» **Written task**: Quote, exactly, the line holding "Enumerate this screenshot's" and all lines after it to the end of the records below. Exclude pictures.

☆ ☆ ☆ ☆ ☆ ☆ ☆

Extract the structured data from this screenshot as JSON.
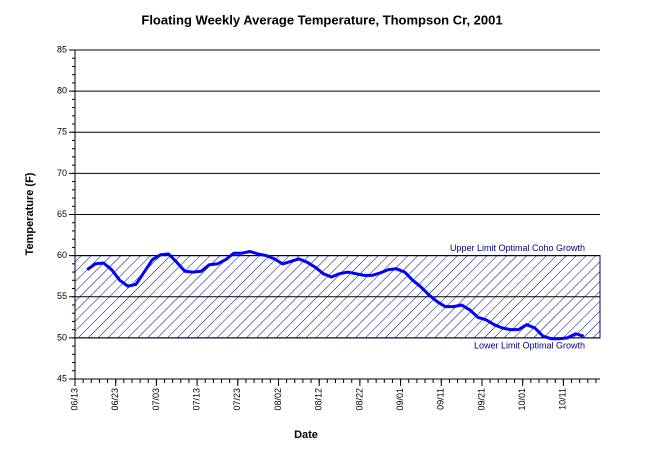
{
  "chart_data": {
    "type": "line",
    "title": "Floating Weekly Average Temperature, Thompson Cr, 2001",
    "x_label": "Date",
    "y_label": "Temperature (F)",
    "x": [
      "06/16",
      "06/18",
      "06/20",
      "06/22",
      "06/24",
      "06/26",
      "06/28",
      "06/30",
      "07/02",
      "07/04",
      "07/06",
      "07/08",
      "07/10",
      "07/12",
      "07/14",
      "07/16",
      "07/18",
      "07/20",
      "07/22",
      "07/24",
      "07/26",
      "07/28",
      "07/30",
      "08/01",
      "08/03",
      "08/05",
      "08/07",
      "08/09",
      "08/11",
      "08/13",
      "08/15",
      "08/17",
      "08/19",
      "08/21",
      "08/23",
      "08/25",
      "08/27",
      "08/29",
      "08/31",
      "09/02",
      "09/04",
      "09/06",
      "09/08",
      "09/10",
      "09/12",
      "09/14",
      "09/16",
      "09/18",
      "09/20",
      "09/22",
      "09/24",
      "09/26",
      "09/28",
      "09/30",
      "10/02",
      "10/04",
      "10/06",
      "10/08",
      "10/10",
      "10/12",
      "10/14",
      "10/16"
    ],
    "series": [
      {
        "name": "Temperature",
        "color": "#0000ff",
        "values": [
          58.3,
          59.0,
          59.1,
          58.3,
          57.0,
          56.3,
          56.5,
          58.0,
          59.5,
          60.1,
          60.2,
          59.2,
          58.1,
          58.0,
          58.1,
          58.9,
          59.0,
          59.5,
          60.3,
          60.3,
          60.5,
          60.2,
          60.0,
          59.6,
          59.0,
          59.3,
          59.6,
          59.2,
          58.6,
          57.8,
          57.4,
          57.8,
          58.0,
          57.8,
          57.6,
          57.6,
          57.9,
          58.3,
          58.4,
          58.0,
          57.0,
          56.2,
          55.2,
          54.4,
          53.8,
          53.8,
          54.0,
          53.4,
          52.5,
          52.2,
          51.6,
          51.2,
          51.0,
          51.0,
          51.6,
          51.2,
          50.2,
          49.9,
          49.9,
          50.0,
          50.5,
          50.2
        ]
      }
    ],
    "xlim": [
      "06/13",
      "10/20"
    ],
    "xticks": [
      "06/13",
      "06/23",
      "07/03",
      "07/13",
      "07/23",
      "08/02",
      "08/12",
      "08/22",
      "09/01",
      "09/11",
      "09/21",
      "10/01",
      "10/11"
    ],
    "ylim": [
      45,
      85
    ],
    "yticks": [
      45,
      50,
      55,
      60,
      65,
      70,
      75,
      80,
      85
    ],
    "grid": true,
    "band": {
      "lower": 50,
      "upper": 60,
      "upper_label": "Upper Limit Optimal Coho Growth",
      "lower_label": "Lower Limit Optimal Growth",
      "color": "#000080"
    }
  }
}
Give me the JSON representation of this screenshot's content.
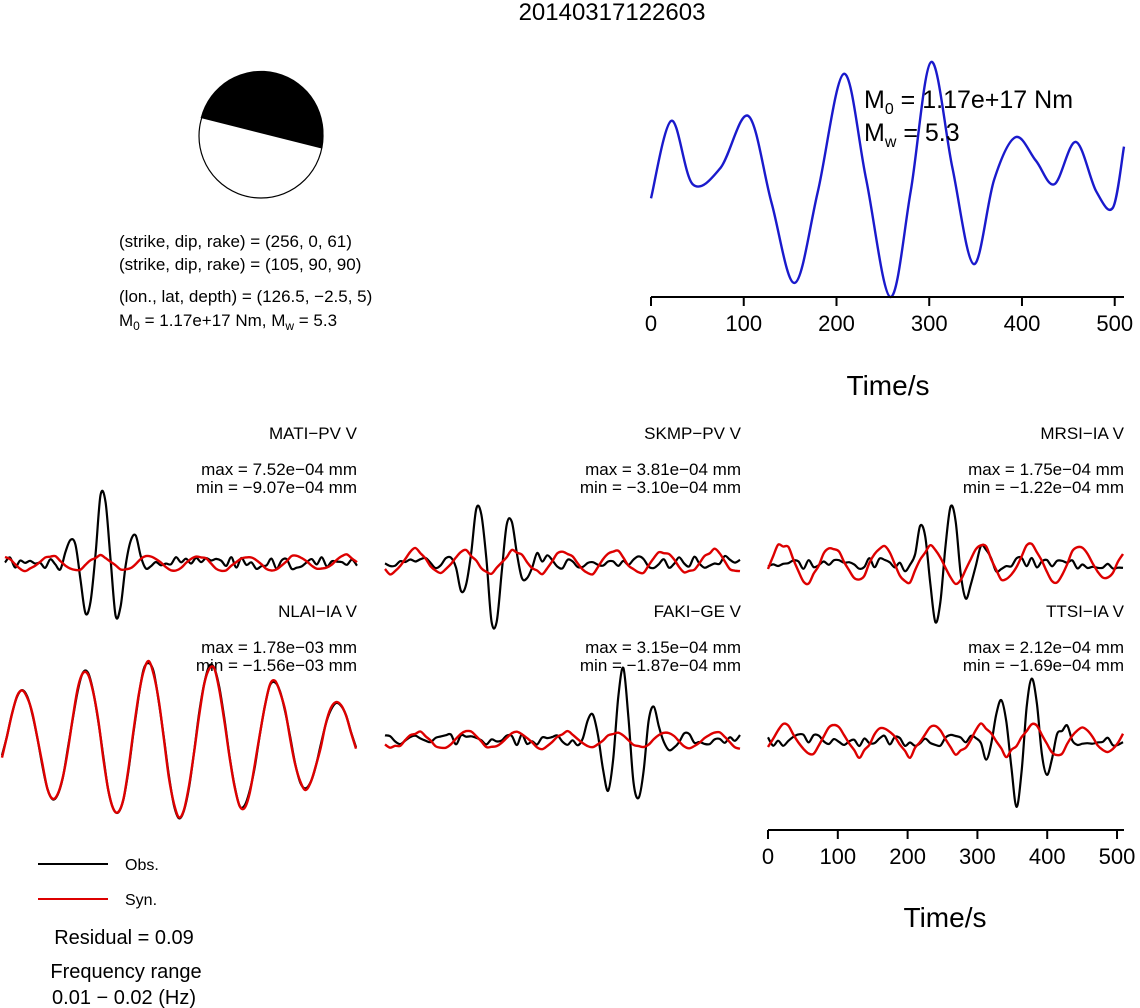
{
  "title": "20140317122603",
  "focal": {
    "params_1": "(strike, dip, rake) = (256, 0, 61)",
    "params_2": "(strike, dip, rake) = (105, 90, 90)",
    "location": "(lon., lat, depth) = (126.5, −2.5, 5)",
    "moment_prefix": "M",
    "moment_sub": "0",
    "moment_mid": " = 1.17e+17 Nm, M",
    "moment_sub2": "w",
    "moment_suffix": " = 5.3"
  },
  "stf": {
    "m0_label": "M",
    "m0_sub": "0",
    "m0_value": " = 1.17e+17 Nm",
    "mw_label": "M",
    "mw_sub": "w",
    "mw_value": " = 5.3"
  },
  "axes": {
    "xlabel": "Time/s",
    "tick_labels": [
      "0",
      "100",
      "200",
      "300",
      "400",
      "500"
    ]
  },
  "stations": [
    {
      "name": "MATI−PV V",
      "max": "max = 7.52e−04 mm",
      "min": "min = −9.07e−04 mm"
    },
    {
      "name": "SKMP−PV V",
      "max": "max = 3.81e−04 mm",
      "min": "min = −3.10e−04 mm"
    },
    {
      "name": "MRSI−IA V",
      "max": "max = 1.75e−04 mm",
      "min": "min = −1.22e−04 mm"
    },
    {
      "name": "NLAI−IA V",
      "max": "max = 1.78e−03 mm",
      "min": "min = −1.56e−03 mm"
    },
    {
      "name": "FAKI−GE V",
      "max": "max = 3.15e−04 mm",
      "min": "min = −1.87e−04 mm"
    },
    {
      "name": "TTSI−IA V",
      "max": "max = 2.12e−04 mm",
      "min": "min = −1.69e−04 mm"
    }
  ],
  "legend": {
    "obs": "Obs.",
    "syn": "Syn.",
    "obs_color": "#000000",
    "syn_color": "#dd0000"
  },
  "residual": "Residual = 0.09",
  "freq_label": "Frequency range",
  "freq_value": "0.01 − 0.02 (Hz)",
  "colors": {
    "stf": "#1a1acc",
    "obs": "#000000",
    "syn": "#dd0000"
  },
  "chart_data": [
    {
      "type": "line",
      "name": "source time function",
      "xlabel": "Time/s",
      "xlim": [
        0,
        510
      ],
      "x": [
        0,
        22,
        45,
        75,
        105,
        130,
        155,
        180,
        208,
        232,
        258,
        280,
        302,
        325,
        348,
        370,
        393,
        415,
        435,
        458,
        480,
        498,
        510
      ],
      "y": [
        0.42,
        0.75,
        0.48,
        0.55,
        0.77,
        0.4,
        0.06,
        0.45,
        0.95,
        0.5,
        0.0,
        0.45,
        1.0,
        0.55,
        0.14,
        0.5,
        0.68,
        0.58,
        0.48,
        0.66,
        0.45,
        0.38,
        0.64
      ]
    },
    {
      "type": "line",
      "name": "waveforms",
      "xlabel": "Time/s",
      "xlim": [
        0,
        510
      ],
      "series": [
        {
          "name": "Obs.",
          "station": "MATI−PV V"
        },
        {
          "name": "Syn.",
          "station": "MATI−PV V"
        },
        {
          "name": "Obs.",
          "station": "SKMP−PV V"
        },
        {
          "name": "Syn.",
          "station": "SKMP−PV V"
        },
        {
          "name": "Obs.",
          "station": "MRSI−IA V"
        },
        {
          "name": "Syn.",
          "station": "MRSI−IA V"
        },
        {
          "name": "Obs.",
          "station": "NLAI−IA V"
        },
        {
          "name": "Syn.",
          "station": "NLAI−IA V"
        },
        {
          "name": "Obs.",
          "station": "FAKI−GE V"
        },
        {
          "name": "Syn.",
          "station": "FAKI−GE V"
        },
        {
          "name": "Obs.",
          "station": "TTSI−IA V"
        },
        {
          "name": "Syn.",
          "station": "TTSI−IA V"
        }
      ]
    }
  ]
}
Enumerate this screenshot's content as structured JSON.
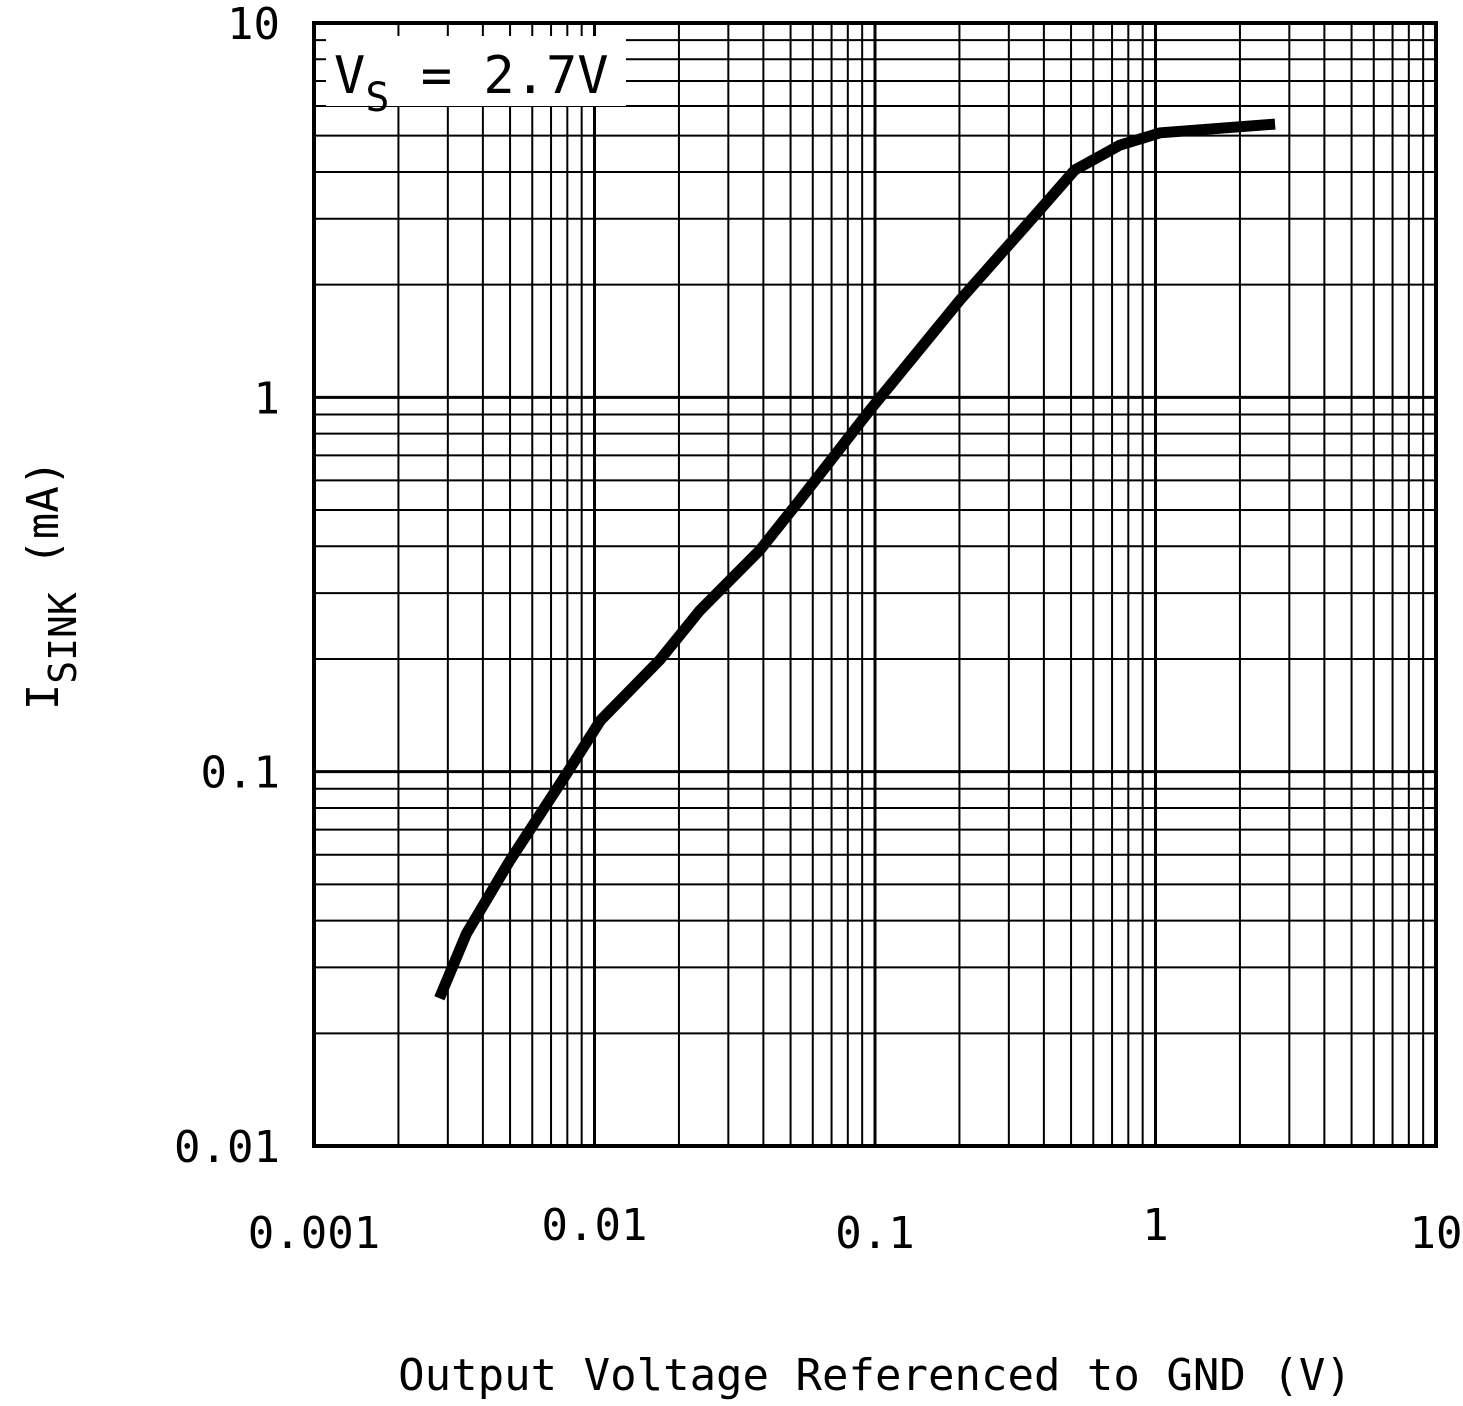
{
  "chart_data": {
    "type": "line",
    "title": "",
    "annotation": {
      "main": "V",
      "sub": "S",
      "rest": " = 2.7V"
    },
    "xlabel": "Output Voltage Referenced to GND (V)",
    "ylabel": {
      "main": "I",
      "sub": "SINK",
      "rest": " (mA)"
    },
    "xscale": "log",
    "yscale": "log",
    "xlim": [
      0.001,
      10
    ],
    "ylim": [
      0.01,
      10
    ],
    "grid": true,
    "xticks": [
      "0.001",
      "0.01",
      "0.1",
      "1",
      "10"
    ],
    "yticks": [
      "0.01",
      "0.1",
      "1",
      "10"
    ],
    "series": [
      {
        "color": "#000000",
        "x": [
          0.0028,
          0.0035,
          0.005,
          0.0079,
          0.0105,
          0.0171,
          0.0238,
          0.0389,
          0.054,
          0.096,
          0.201,
          0.387,
          0.516,
          0.747,
          1.04,
          2.67
        ],
        "y": [
          0.0248,
          0.037,
          0.058,
          0.098,
          0.137,
          0.199,
          0.27,
          0.391,
          0.532,
          0.925,
          1.82,
          3.17,
          4.05,
          4.72,
          5.09,
          5.37
        ]
      }
    ]
  }
}
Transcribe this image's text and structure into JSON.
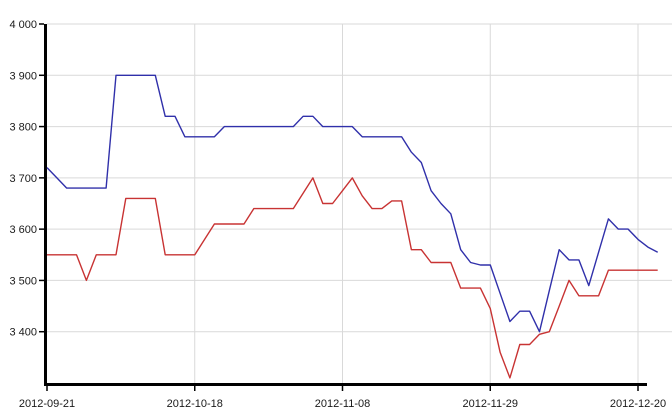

☆ ☆ ☆ ☆ ☆ ☆ ☆

» **Response for this exercise**:
Enumerate this screenshot's content as structured JSON.
{
  "chart_data": {
    "type": "line",
    "title": "",
    "annotation": {
      "main": "V",
      "sub": "S",
      "rest": " = 2.7V"
    },
    "xlabel": "Output Voltage Referenced to GND (V)",
    "ylabel": {
      "main": "I",
      "sub": "SINK",
      "rest": " (mA)"
    },
    "xscale": "log",
    "yscale": "log",
    "xlim": [
      0.001,
      10
    ],
    "ylim": [
      0.01,
      10
    ],
    "grid": true,
    "xticks": [
      "0.001",
      "0.01",
      "0.1",
      "1",
      "10"
    ],
    "yticks": [
      "0.01",
      "0.1",
      "1",
      "10"
    ],
    "series": [
      {
        "color": "#000000",
        "x": [
          0.0028,
          0.0035,
          0.005,
          0.0079,
          0.0105,
          0.0171,
          0.0238,
          0.0389,
          0.054,
          0.096,
          0.201,
          0.387,
          0.516,
          0.747,
          1.04,
          2.67
        ],
        "y": [
          0.0248,
          0.037,
          0.058,
          0.098,
          0.137,
          0.199,
          0.27,
          0.391,
          0.532,
          0.925,
          1.82,
          3.17,
          4.05,
          4.72,
          5.09,
          5.37
        ]
      }
    ]
  }
}
Transcribe this image's text and structure into JSON.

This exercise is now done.